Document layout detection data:
________________________________________

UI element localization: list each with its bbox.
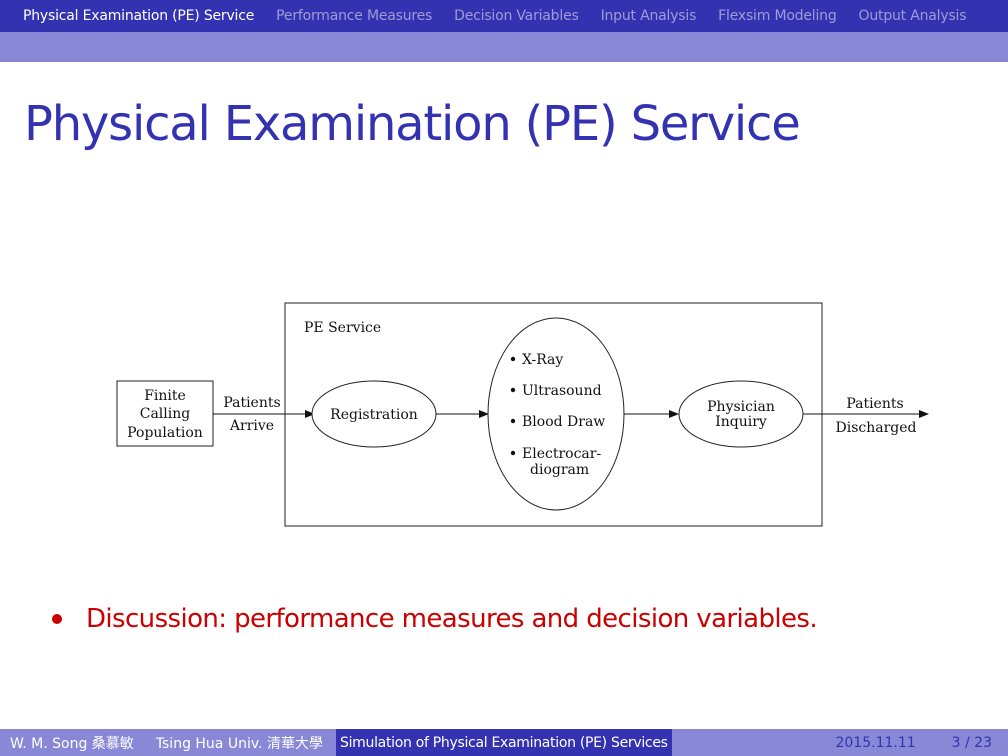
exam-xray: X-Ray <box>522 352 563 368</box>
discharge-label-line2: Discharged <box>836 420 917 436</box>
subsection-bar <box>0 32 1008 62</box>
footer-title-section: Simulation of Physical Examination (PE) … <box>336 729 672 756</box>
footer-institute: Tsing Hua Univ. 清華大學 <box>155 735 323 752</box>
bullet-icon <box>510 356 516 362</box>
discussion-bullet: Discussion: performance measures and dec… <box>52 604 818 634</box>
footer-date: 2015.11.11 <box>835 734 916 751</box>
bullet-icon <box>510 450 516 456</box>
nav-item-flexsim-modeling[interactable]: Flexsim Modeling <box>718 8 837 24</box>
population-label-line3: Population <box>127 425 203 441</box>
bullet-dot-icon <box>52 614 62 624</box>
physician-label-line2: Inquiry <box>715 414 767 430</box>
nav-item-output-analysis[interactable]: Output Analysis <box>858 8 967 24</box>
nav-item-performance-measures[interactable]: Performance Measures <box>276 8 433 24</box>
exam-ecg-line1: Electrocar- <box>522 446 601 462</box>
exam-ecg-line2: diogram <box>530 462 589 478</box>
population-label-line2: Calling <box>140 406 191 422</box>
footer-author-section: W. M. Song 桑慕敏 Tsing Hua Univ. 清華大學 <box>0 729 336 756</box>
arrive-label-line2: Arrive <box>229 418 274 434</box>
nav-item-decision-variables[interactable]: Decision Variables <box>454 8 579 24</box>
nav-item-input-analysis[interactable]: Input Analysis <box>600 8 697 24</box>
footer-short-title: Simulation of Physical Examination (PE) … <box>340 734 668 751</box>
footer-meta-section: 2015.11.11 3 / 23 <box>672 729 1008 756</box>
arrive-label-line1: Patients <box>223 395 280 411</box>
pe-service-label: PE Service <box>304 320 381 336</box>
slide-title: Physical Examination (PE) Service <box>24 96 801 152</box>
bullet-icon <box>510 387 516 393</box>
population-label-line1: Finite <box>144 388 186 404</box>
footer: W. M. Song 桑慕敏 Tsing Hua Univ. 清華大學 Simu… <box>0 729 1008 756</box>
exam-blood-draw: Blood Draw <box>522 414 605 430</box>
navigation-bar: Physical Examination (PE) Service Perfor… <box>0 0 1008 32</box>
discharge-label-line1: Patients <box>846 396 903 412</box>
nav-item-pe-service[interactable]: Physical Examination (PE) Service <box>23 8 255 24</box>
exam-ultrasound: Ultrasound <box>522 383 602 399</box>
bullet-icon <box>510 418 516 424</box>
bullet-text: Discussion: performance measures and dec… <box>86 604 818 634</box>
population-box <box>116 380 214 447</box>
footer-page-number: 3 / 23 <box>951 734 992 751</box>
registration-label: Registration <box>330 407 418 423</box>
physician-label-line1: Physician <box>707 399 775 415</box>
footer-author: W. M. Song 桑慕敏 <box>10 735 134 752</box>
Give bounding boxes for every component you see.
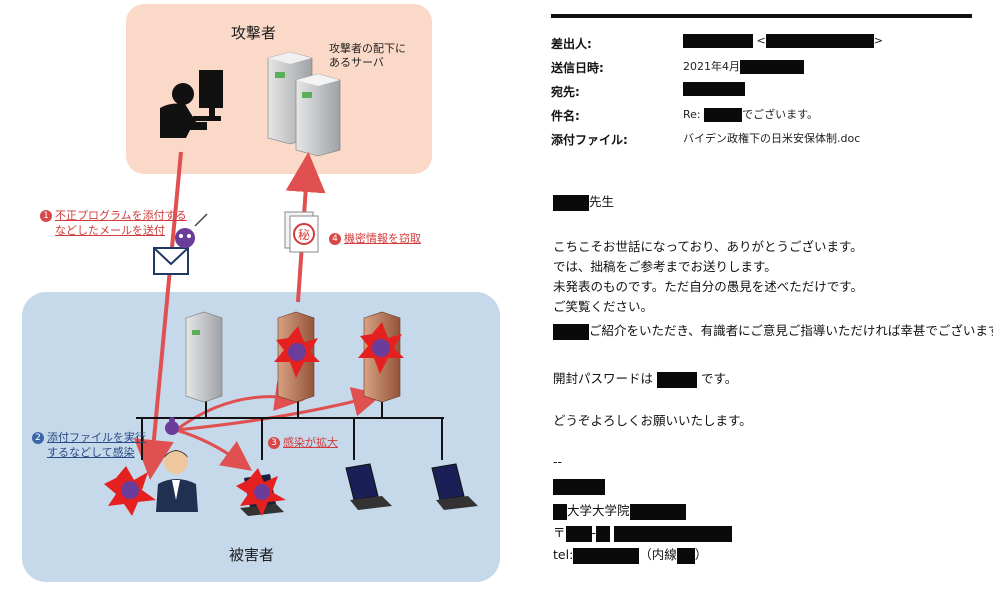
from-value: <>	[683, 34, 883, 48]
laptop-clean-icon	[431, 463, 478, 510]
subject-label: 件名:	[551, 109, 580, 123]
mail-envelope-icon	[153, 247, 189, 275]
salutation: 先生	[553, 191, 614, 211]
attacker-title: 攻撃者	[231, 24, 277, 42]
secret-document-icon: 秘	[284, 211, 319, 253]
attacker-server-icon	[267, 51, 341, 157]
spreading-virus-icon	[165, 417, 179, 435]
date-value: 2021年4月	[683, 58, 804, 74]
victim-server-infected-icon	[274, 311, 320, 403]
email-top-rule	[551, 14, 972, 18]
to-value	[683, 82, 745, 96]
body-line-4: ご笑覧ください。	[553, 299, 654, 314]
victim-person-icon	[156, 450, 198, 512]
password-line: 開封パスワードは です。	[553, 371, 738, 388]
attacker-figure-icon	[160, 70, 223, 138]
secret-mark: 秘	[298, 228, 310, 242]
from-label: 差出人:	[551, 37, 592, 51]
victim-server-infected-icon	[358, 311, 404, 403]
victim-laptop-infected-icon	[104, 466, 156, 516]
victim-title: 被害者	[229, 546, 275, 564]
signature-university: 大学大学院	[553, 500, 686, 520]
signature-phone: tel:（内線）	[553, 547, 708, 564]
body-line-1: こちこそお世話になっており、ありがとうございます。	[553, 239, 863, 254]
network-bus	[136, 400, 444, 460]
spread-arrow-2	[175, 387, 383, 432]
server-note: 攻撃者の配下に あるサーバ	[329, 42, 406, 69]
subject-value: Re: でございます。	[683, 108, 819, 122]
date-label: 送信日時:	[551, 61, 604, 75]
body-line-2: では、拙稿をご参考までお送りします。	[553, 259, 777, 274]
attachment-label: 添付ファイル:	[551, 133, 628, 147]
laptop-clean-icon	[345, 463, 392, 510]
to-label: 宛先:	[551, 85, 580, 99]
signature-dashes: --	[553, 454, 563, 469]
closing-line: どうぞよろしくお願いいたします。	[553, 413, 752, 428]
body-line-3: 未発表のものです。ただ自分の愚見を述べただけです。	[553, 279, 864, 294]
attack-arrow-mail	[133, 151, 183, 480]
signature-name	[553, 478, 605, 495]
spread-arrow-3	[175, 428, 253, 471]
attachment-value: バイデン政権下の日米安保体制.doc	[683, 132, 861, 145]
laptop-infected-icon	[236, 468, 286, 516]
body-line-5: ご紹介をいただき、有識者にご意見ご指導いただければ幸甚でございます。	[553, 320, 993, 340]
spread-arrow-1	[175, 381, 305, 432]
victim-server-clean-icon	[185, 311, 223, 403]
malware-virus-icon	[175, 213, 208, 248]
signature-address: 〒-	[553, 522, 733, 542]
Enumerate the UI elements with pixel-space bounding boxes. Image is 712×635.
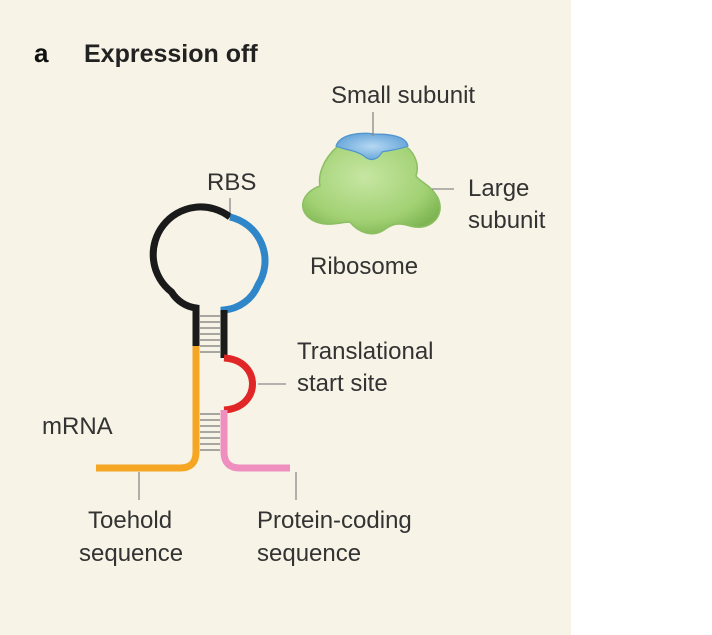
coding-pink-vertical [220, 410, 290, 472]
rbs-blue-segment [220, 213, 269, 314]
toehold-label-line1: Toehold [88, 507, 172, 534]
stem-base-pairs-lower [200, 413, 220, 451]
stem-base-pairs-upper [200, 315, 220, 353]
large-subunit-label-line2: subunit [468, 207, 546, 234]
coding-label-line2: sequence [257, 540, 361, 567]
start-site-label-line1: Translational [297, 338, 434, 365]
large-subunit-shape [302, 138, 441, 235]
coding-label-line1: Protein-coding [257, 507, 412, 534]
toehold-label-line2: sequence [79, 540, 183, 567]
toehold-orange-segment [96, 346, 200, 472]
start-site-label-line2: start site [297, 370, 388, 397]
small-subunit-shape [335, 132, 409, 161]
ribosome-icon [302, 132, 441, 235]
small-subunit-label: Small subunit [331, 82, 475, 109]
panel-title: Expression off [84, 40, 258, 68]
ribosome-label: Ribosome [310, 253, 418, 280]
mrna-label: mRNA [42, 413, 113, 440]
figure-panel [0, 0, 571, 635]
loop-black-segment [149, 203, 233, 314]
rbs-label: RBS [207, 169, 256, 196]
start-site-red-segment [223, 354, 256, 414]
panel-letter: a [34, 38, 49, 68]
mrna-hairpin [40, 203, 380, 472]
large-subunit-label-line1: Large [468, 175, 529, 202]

________________________________________

» **ASSIGNMENT**
Look for the word "boxes". Copy out every line of the data that has it.

» **RESULT OF THE TASK**
Give bounding boxes for every component you see.
Enumerate the UI elements with pixel-space bounding boxes. Image is 712×635.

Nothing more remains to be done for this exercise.